## Work instructions:
Quote the whole listing word for word, please.
┄┄┄┄┄┄
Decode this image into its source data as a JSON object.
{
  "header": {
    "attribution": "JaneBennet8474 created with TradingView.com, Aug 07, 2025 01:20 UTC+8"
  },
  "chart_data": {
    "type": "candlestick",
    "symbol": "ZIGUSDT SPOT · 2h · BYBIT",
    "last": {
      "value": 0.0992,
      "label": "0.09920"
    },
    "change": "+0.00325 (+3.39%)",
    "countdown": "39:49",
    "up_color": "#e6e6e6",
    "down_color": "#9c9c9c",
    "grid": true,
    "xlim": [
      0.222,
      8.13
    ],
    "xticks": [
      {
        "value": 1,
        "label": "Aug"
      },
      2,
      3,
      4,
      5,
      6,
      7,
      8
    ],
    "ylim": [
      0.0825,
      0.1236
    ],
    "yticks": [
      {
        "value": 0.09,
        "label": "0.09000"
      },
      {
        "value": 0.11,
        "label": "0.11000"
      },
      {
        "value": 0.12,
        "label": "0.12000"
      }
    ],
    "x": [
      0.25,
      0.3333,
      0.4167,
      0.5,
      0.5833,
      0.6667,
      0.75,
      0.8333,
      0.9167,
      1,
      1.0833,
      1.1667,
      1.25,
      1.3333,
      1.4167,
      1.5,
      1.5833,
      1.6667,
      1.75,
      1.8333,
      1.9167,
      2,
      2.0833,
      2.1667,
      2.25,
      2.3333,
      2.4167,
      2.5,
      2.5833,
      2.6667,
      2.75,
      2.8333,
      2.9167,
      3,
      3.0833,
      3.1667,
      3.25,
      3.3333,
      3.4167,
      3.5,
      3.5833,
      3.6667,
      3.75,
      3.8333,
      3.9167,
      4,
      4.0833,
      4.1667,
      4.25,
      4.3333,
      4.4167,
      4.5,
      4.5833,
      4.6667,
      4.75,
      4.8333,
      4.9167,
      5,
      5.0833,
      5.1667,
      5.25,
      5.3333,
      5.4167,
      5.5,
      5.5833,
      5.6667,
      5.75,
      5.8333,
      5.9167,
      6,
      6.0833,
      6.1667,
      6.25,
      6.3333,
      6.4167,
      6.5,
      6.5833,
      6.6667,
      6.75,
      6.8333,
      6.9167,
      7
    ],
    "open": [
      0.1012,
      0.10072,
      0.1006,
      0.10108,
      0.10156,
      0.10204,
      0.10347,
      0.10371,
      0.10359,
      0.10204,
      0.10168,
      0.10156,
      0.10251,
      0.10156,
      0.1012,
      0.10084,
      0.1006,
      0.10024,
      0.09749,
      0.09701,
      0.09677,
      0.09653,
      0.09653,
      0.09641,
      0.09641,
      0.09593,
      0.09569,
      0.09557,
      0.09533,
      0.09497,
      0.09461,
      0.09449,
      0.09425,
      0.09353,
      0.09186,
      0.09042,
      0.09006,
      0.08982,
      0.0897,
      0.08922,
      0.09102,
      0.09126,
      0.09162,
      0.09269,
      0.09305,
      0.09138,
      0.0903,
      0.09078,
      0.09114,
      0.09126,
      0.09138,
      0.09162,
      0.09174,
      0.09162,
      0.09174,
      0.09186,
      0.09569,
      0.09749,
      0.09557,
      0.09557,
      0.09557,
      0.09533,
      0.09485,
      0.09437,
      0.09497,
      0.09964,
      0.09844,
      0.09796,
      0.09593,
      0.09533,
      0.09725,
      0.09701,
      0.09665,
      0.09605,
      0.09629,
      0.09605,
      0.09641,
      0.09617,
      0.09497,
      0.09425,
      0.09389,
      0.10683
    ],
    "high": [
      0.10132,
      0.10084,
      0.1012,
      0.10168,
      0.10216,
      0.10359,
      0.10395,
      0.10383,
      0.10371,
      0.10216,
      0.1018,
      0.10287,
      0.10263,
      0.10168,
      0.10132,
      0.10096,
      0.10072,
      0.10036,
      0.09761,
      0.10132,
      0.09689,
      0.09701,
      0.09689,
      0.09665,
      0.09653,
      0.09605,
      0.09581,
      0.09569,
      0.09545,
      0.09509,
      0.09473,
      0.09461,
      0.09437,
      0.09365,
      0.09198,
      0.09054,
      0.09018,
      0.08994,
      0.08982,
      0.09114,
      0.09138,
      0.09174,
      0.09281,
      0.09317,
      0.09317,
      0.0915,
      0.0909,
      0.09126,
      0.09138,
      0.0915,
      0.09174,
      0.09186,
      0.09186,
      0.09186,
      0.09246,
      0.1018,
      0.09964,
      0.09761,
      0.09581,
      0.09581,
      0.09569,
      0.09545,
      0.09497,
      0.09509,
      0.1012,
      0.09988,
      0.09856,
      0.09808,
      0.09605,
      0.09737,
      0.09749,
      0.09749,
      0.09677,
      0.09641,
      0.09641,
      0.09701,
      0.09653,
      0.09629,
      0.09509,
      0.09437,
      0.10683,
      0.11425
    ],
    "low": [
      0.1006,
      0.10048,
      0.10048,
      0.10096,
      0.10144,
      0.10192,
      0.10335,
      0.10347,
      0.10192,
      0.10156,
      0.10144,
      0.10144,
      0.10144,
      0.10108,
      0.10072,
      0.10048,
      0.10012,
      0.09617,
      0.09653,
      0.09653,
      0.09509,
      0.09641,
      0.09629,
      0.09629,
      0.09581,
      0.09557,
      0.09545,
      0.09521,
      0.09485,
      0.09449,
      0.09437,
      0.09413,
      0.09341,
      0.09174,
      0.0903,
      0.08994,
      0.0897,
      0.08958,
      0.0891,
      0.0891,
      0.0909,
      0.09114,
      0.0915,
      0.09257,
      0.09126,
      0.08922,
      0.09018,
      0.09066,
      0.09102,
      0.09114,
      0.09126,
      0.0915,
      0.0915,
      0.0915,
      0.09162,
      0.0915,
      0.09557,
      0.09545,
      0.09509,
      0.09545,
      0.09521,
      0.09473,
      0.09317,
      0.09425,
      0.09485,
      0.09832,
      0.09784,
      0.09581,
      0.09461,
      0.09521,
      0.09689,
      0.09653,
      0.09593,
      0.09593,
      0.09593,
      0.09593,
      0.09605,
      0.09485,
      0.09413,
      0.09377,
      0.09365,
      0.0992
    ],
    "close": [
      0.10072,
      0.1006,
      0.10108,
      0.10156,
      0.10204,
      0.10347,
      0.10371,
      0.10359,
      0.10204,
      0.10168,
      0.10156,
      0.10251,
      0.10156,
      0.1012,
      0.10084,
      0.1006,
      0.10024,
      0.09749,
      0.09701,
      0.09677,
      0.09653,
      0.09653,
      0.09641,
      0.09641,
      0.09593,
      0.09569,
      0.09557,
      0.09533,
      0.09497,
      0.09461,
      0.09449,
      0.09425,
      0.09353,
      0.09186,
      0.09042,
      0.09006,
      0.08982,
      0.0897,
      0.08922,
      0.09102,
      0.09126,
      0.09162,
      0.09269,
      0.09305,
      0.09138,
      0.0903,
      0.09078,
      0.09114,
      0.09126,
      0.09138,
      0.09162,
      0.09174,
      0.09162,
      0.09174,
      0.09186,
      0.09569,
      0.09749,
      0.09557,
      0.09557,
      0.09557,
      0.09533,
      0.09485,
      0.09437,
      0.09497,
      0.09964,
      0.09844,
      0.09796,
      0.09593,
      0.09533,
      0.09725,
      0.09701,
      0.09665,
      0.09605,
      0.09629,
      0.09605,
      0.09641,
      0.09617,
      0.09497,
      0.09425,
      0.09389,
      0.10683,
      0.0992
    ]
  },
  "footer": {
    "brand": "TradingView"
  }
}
┄┄┄┄┄┄
## Solution to this task:
Decode this image into its source data as a JSON object.
{
  "header": {
    "attribution": "JaneBennet8474 created with TradingView.com, Aug 07, 2025 01:20 UTC+8"
  },
  "chart_data": {
    "type": "candlestick",
    "symbol": "ZIGUSDT SPOT · 2h · BYBIT",
    "last": {
      "value": 0.0992,
      "label": "0.09920"
    },
    "change": "+0.00325 (+3.39%)",
    "countdown": "39:49",
    "up_color": "#e6e6e6",
    "down_color": "#9c9c9c",
    "grid": true,
    "xlim": [
      0.222,
      8.13
    ],
    "xticks": [
      {
        "value": 1,
        "label": "Aug"
      },
      2,
      3,
      4,
      5,
      6,
      7,
      8
    ],
    "ylim": [
      0.0825,
      0.1236
    ],
    "yticks": [
      {
        "value": 0.09,
        "label": "0.09000"
      },
      {
        "value": 0.11,
        "label": "0.11000"
      },
      {
        "value": 0.12,
        "label": "0.12000"
      }
    ],
    "x": [
      0.25,
      0.3333,
      0.4167,
      0.5,
      0.5833,
      0.6667,
      0.75,
      0.8333,
      0.9167,
      1,
      1.0833,
      1.1667,
      1.25,
      1.3333,
      1.4167,
      1.5,
      1.5833,
      1.6667,
      1.75,
      1.8333,
      1.9167,
      2,
      2.0833,
      2.1667,
      2.25,
      2.3333,
      2.4167,
      2.5,
      2.5833,
      2.6667,
      2.75,
      2.8333,
      2.9167,
      3,
      3.0833,
      3.1667,
      3.25,
      3.3333,
      3.4167,
      3.5,
      3.5833,
      3.6667,
      3.75,
      3.8333,
      3.9167,
      4,
      4.0833,
      4.1667,
      4.25,
      4.3333,
      4.4167,
      4.5,
      4.5833,
      4.6667,
      4.75,
      4.8333,
      4.9167,
      5,
      5.0833,
      5.1667,
      5.25,
      5.3333,
      5.4167,
      5.5,
      5.5833,
      5.6667,
      5.75,
      5.8333,
      5.9167,
      6,
      6.0833,
      6.1667,
      6.25,
      6.3333,
      6.4167,
      6.5,
      6.5833,
      6.6667,
      6.75,
      6.8333,
      6.9167,
      7
    ],
    "open": [
      0.1012,
      0.10072,
      0.1006,
      0.10108,
      0.10156,
      0.10204,
      0.10347,
      0.10371,
      0.10359,
      0.10204,
      0.10168,
      0.10156,
      0.10251,
      0.10156,
      0.1012,
      0.10084,
      0.1006,
      0.10024,
      0.09749,
      0.09701,
      0.09677,
      0.09653,
      0.09653,
      0.09641,
      0.09641,
      0.09593,
      0.09569,
      0.09557,
      0.09533,
      0.09497,
      0.09461,
      0.09449,
      0.09425,
      0.09353,
      0.09186,
      0.09042,
      0.09006,
      0.08982,
      0.0897,
      0.08922,
      0.09102,
      0.09126,
      0.09162,
      0.09269,
      0.09305,
      0.09138,
      0.0903,
      0.09078,
      0.09114,
      0.09126,
      0.09138,
      0.09162,
      0.09174,
      0.09162,
      0.09174,
      0.09186,
      0.09569,
      0.09749,
      0.09557,
      0.09557,
      0.09557,
      0.09533,
      0.09485,
      0.09437,
      0.09497,
      0.09964,
      0.09844,
      0.09796,
      0.09593,
      0.09533,
      0.09725,
      0.09701,
      0.09665,
      0.09605,
      0.09629,
      0.09605,
      0.09641,
      0.09617,
      0.09497,
      0.09425,
      0.09389,
      0.10683
    ],
    "high": [
      0.10132,
      0.10084,
      0.1012,
      0.10168,
      0.10216,
      0.10359,
      0.10395,
      0.10383,
      0.10371,
      0.10216,
      0.1018,
      0.10287,
      0.10263,
      0.10168,
      0.10132,
      0.10096,
      0.10072,
      0.10036,
      0.09761,
      0.10132,
      0.09689,
      0.09701,
      0.09689,
      0.09665,
      0.09653,
      0.09605,
      0.09581,
      0.09569,
      0.09545,
      0.09509,
      0.09473,
      0.09461,
      0.09437,
      0.09365,
      0.09198,
      0.09054,
      0.09018,
      0.08994,
      0.08982,
      0.09114,
      0.09138,
      0.09174,
      0.09281,
      0.09317,
      0.09317,
      0.0915,
      0.0909,
      0.09126,
      0.09138,
      0.0915,
      0.09174,
      0.09186,
      0.09186,
      0.09186,
      0.09246,
      0.1018,
      0.09964,
      0.09761,
      0.09581,
      0.09581,
      0.09569,
      0.09545,
      0.09497,
      0.09509,
      0.1012,
      0.09988,
      0.09856,
      0.09808,
      0.09605,
      0.09737,
      0.09749,
      0.09749,
      0.09677,
      0.09641,
      0.09641,
      0.09701,
      0.09653,
      0.09629,
      0.09509,
      0.09437,
      0.10683,
      0.11425
    ],
    "low": [
      0.1006,
      0.10048,
      0.10048,
      0.10096,
      0.10144,
      0.10192,
      0.10335,
      0.10347,
      0.10192,
      0.10156,
      0.10144,
      0.10144,
      0.10144,
      0.10108,
      0.10072,
      0.10048,
      0.10012,
      0.09617,
      0.09653,
      0.09653,
      0.09509,
      0.09641,
      0.09629,
      0.09629,
      0.09581,
      0.09557,
      0.09545,
      0.09521,
      0.09485,
      0.09449,
      0.09437,
      0.09413,
      0.09341,
      0.09174,
      0.0903,
      0.08994,
      0.0897,
      0.08958,
      0.0891,
      0.0891,
      0.0909,
      0.09114,
      0.0915,
      0.09257,
      0.09126,
      0.08922,
      0.09018,
      0.09066,
      0.09102,
      0.09114,
      0.09126,
      0.0915,
      0.0915,
      0.0915,
      0.09162,
      0.0915,
      0.09557,
      0.09545,
      0.09509,
      0.09545,
      0.09521,
      0.09473,
      0.09317,
      0.09425,
      0.09485,
      0.09832,
      0.09784,
      0.09581,
      0.09461,
      0.09521,
      0.09689,
      0.09653,
      0.09593,
      0.09593,
      0.09593,
      0.09593,
      0.09605,
      0.09485,
      0.09413,
      0.09377,
      0.09365,
      0.0992
    ],
    "close": [
      0.10072,
      0.1006,
      0.10108,
      0.10156,
      0.10204,
      0.10347,
      0.10371,
      0.10359,
      0.10204,
      0.10168,
      0.10156,
      0.10251,
      0.10156,
      0.1012,
      0.10084,
      0.1006,
      0.10024,
      0.09749,
      0.09701,
      0.09677,
      0.09653,
      0.09653,
      0.09641,
      0.09641,
      0.09593,
      0.09569,
      0.09557,
      0.09533,
      0.09497,
      0.09461,
      0.09449,
      0.09425,
      0.09353,
      0.09186,
      0.09042,
      0.09006,
      0.08982,
      0.0897,
      0.08922,
      0.09102,
      0.09126,
      0.09162,
      0.09269,
      0.09305,
      0.09138,
      0.0903,
      0.09078,
      0.09114,
      0.09126,
      0.09138,
      0.09162,
      0.09174,
      0.09162,
      0.09174,
      0.09186,
      0.09569,
      0.09749,
      0.09557,
      0.09557,
      0.09557,
      0.09533,
      0.09485,
      0.09437,
      0.09497,
      0.09964,
      0.09844,
      0.09796,
      0.09593,
      0.09533,
      0.09725,
      0.09701,
      0.09665,
      0.09605,
      0.09629,
      0.09605,
      0.09641,
      0.09617,
      0.09497,
      0.09425,
      0.09389,
      0.10683,
      0.0992
    ]
  },
  "footer": {
    "brand": "TradingView"
  }
}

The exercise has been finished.